TO BE DONE: Select the lines of the records containing the word "Wenn" and list them.
/---
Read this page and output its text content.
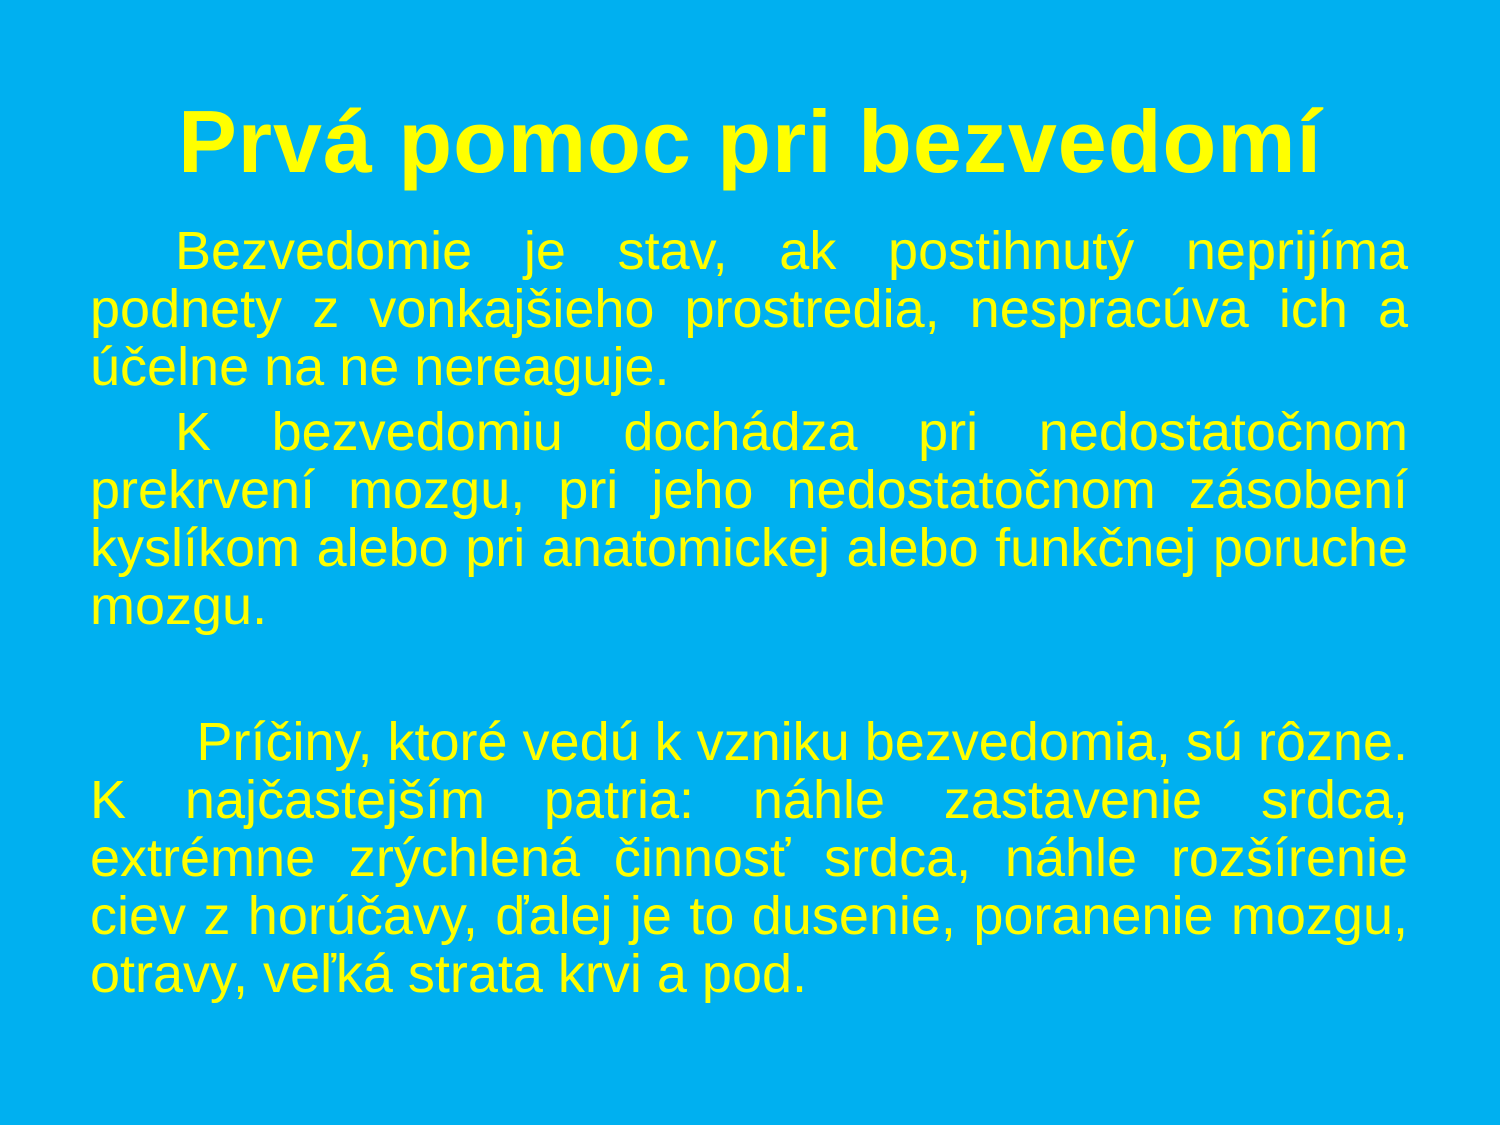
Prvá pomoc pri bezvedomí

Bezvedomie je stav, ak postihnutý neprijíma podnety z vonkajšieho prostredia, nespracúva ich a účelne na ne nereaguje.

K bezvedomiu dochádza pri nedostatočnom prekrvení mozgu, pri jeho nedostatočnom zásobení kyslíkom alebo pri anatomickej alebo funkčnej poruche mozgu.

Príčiny, ktoré vedú k vzniku bezvedomia, sú rôzne.
K najčastejším patria: náhle zastavenie srdca, extrémne zrýchlená činnosť srdca, náhle rozšírenie ciev z horúčavy, ďalej je to dusenie, poranenie mozgu, otravy, veľká strata krvi a pod.
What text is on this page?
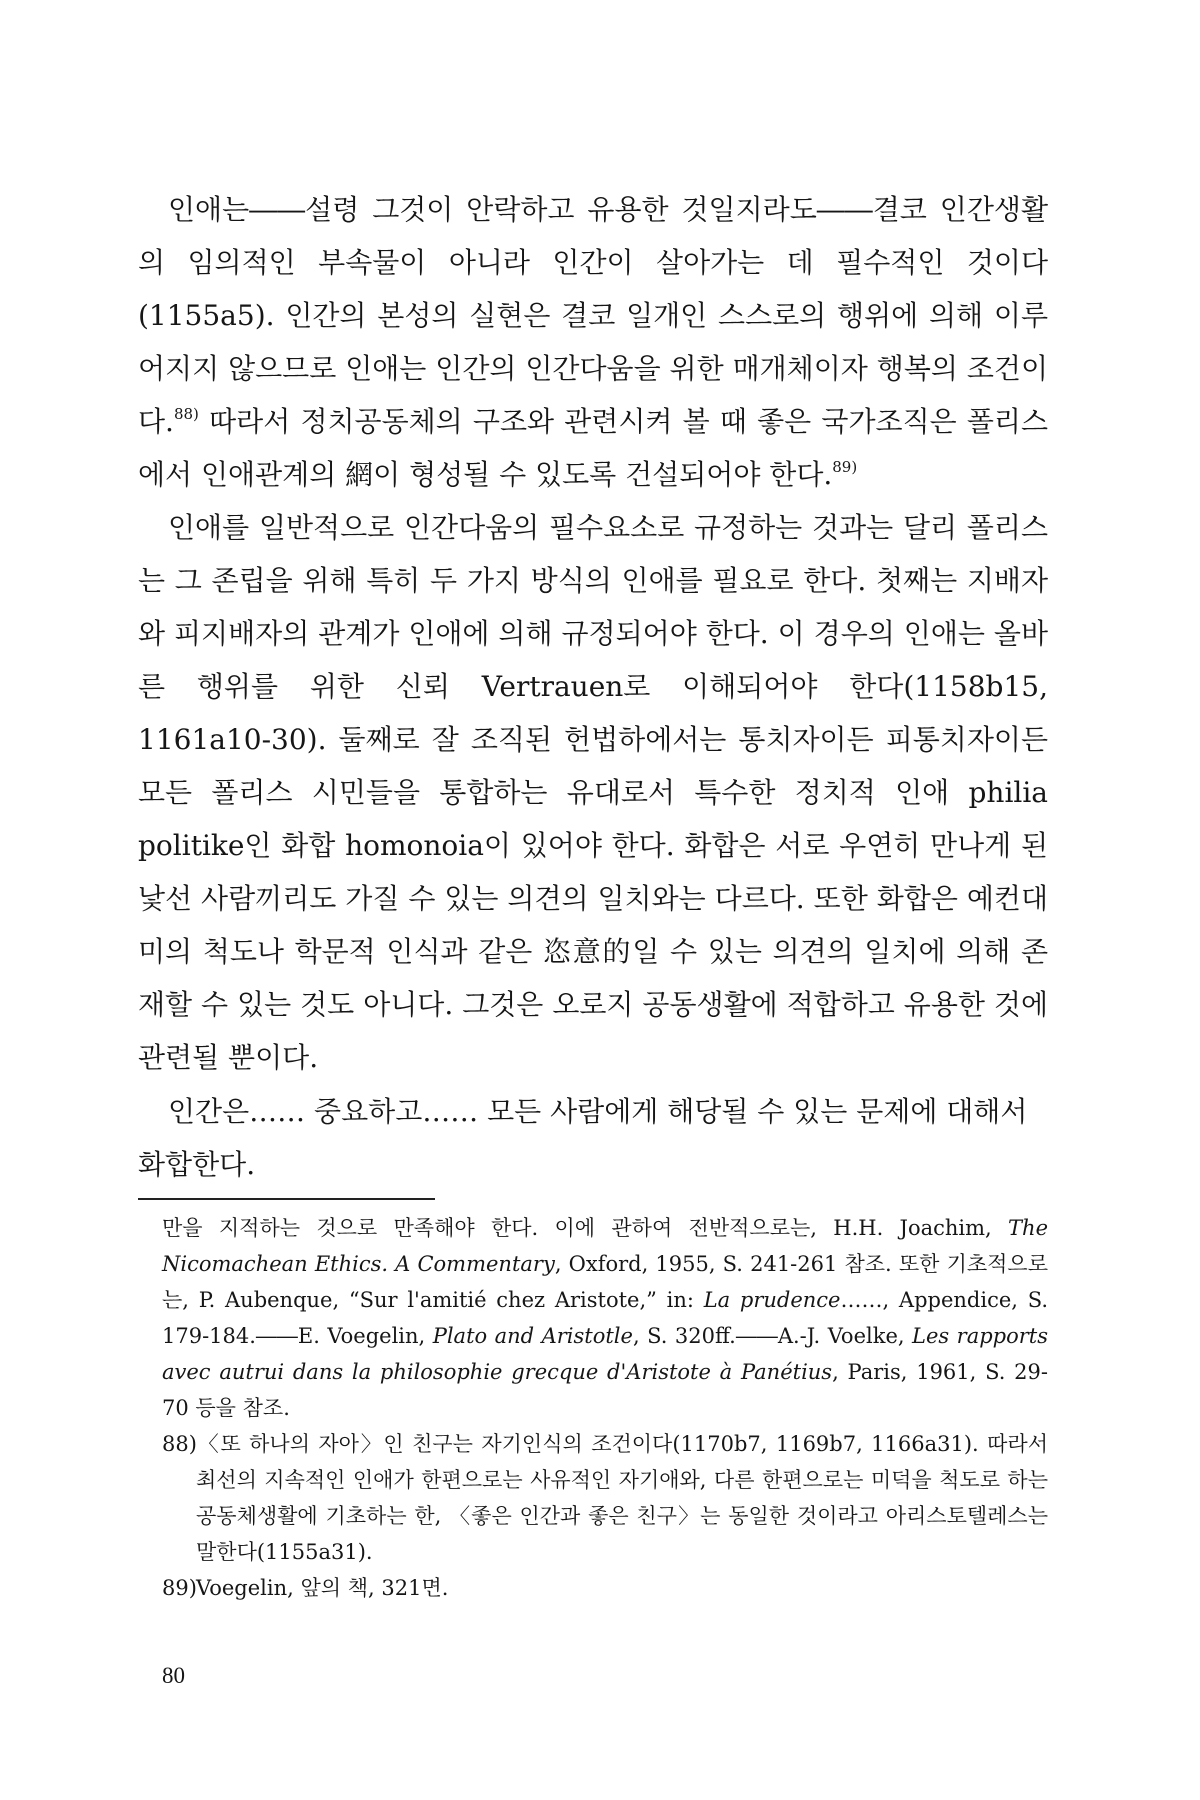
인애는――설령 그것이 안락하고 유용한 것일지라도――결코 인간생활의 임의적인 부속물이 아니라 인간이 살아가는 데 필수적인 것이다(1155a5). 인간의 본성의 실현은 결코 일개인 스스로의 행위에 의해 이루어지지 않으므로 인애는 인간의 인간다움을 위한 매개체이자 행복의 조건이다.$^{88)}$ 따라서 정치공동체의 구조와 관련시켜 볼 때 좋은 국가조직은 폴리스에서 인애관계의 網이 형성될 수 있도록 건설되어야 한다.$^{89)}$

인애를 일반적으로 인간다움의 필수요소로 규정하는 것과는 달리 폴리스는 그 존립을 위해 특히 두 가지 방식의 인애를 필요로 한다. 첫째는 지배자와 피지배자의 관계가 인애에 의해 규정되어야 한다. 이 경우의 인애는 올바른 행위를 위한 신뢰 Vertrauen로 이해되어야 한다(1158b15, 1161a10-30). 둘째로 잘 조직된 헌법하에서는 통치자이든 피통치자이든 모든 폴리스 시민들을 통합하는 유대로서 특수한 정치적 인애 philia politike인 화합 homonoia이 있어야 한다. 화합은 서로 우연히 만나게 된 낯선 사람끼리도 가질 수 있는 의견의 일치와는 다르다. 또한 화합은 예컨대 미의 척도나 학문적 인식과 같은 恣意的일 수 있는 의견의 일치에 의해 존재할 수 있는 것도 아니다. 그것은 오로지 공동생활에 적합하고 유용한 것에 관련될 뿐이다.

인간은…… 중요하고…… 모든 사람에게 해당될 수 있는 문제에 대해서
화합한다.

만을 지적하는 것으로 만족해야 한다. 이에 관하여 전반적으로는, H.H. Joachim, The Nicomachean Ethics. A Commentary, Oxford, 1955, S. 241-261 참조. 또한 기초적으로는, P. Aubenque, “Sur l'amitié chez Aristote,” in: La prudence……, Appendice, S. 179-184.――E. Voegelin, Plato and Aristotle, S. 320ff.――A.-J. Voelke, Les rapports avec autrui dans la philosophie grecque d'Aristote à Panétius, Paris, 1961, S. 29-70 등을 참조.

88)〈또 하나의 자아〉인 친구는 자기인식의 조건이다(1170b7, 1169b7, 1166a31). 따라서 최선의 지속적인 인애가 한편으로는 사유적인 자기애와, 다른 한편으로는 미덕을 척도로 하는 공동체생활에 기초하는 한, 〈좋은 인간과 좋은 친구〉는 동일한 것이라고 아리스토텔레스는 말한다(1155a31).

89)Voegelin, 앞의 책, 321면.

80
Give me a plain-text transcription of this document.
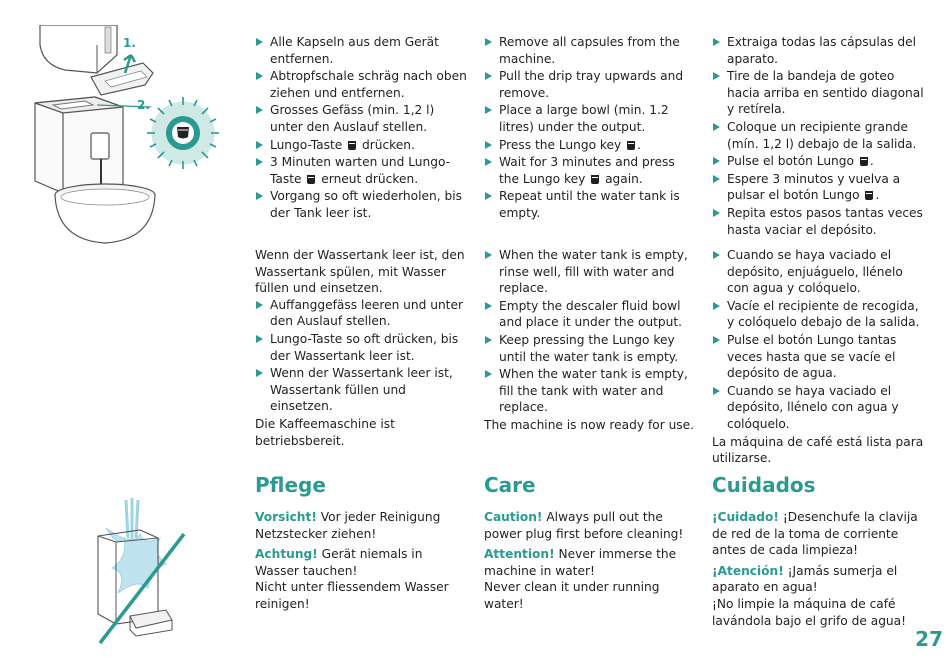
1.
2.
Alle Kapseln aus dem Gerät entfernen.
Abtropfschale schräg nach oben ziehen und entfernen.
Grosses Gefäss (min. 1,2 l) unter den Auslauf stellen.
Lungo-Taste drücken.
3 Minuten warten und Lungo-Taste erneut drücken.
Vorgang so oft wiederholen, bis der Tank leer ist.

Wenn der Wassertank leer ist, den Wassertank spülen, mit Wasser füllen und einsetzen.

Auffanggefäss leeren und unter den Auslauf stellen.
Lungo-Taste so oft drücken, bis der Wassertank leer ist.
Wenn der Wassertank leer ist, Wassertank füllen und einsetzen.

Die Kaffeemaschine ist betriebsbereit.

Remove all capsules from the machine.
Pull the drip tray upwards and remove.
Place a large bowl (min. 1.2 litres) under the output.
Press the Lungo key .
Wait for 3 minutes and press the Lungo key again.
Repeat until the water tank is empty.
When the water tank is empty, rinse well, fill with water and replace.
Empty the descaler fluid bowl and place it under the output.
Keep pressing the Lungo key until the water tank is empty.
When the water tank is empty, fill the tank with water and replace.

The machine is now ready for use.

Extraiga todas las cápsulas del aparato.
Tire de la bandeja de goteo hacia arriba en sentido diagonal y retírela.
Coloque un recipiente grande (mín. 1,2 l) debajo de la salida.
Pulse el botón Lungo .
Espere 3 minutos y vuelva a pulsar el botón Lungo .
Repita estos pasos tantas veces hasta vaciar el depósito.
Cuando se haya vaciado el depósito, enjuáguelo, llénelo con agua y colóquelo.
Vacíe el recipiente de recogida, y colóquelo debajo de la salida.
Pulse el botón Lungo tantas veces hasta que se vacíe el depósito de agua.
Cuando se haya vaciado el depósito, llénelo con agua y colóquelo.

La máquina de café está lista para utilizarse.

Pflege	Care	Cuidados

Vorsicht! Vor jeder Reinigung Netzstecker ziehen!

Achtung! Gerät niemals in Wasser tauchen!
Nicht unter fliessendem Wasser reinigen!

Caution! Always pull out the power plug first before cleaning!

Attention! Never immerse the machine in water!
Never clean it under running water!

¡Cuidado! ¡Desenchufe la clavija de red de la toma de corriente antes de cada limpieza!

¡Atención! ¡Jamás sumerja el aparato en agua!
¡No limpie la máquina de café lavándola bajo el grifo de agua!

27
\---
COMPLETED TASK:
Wenn der Wassertank leer ist, den Wassertank spülen, mit Wasser füllen und einsetzen.
Wenn der Wassertank leer ist, Wassertank füllen und einsetzen.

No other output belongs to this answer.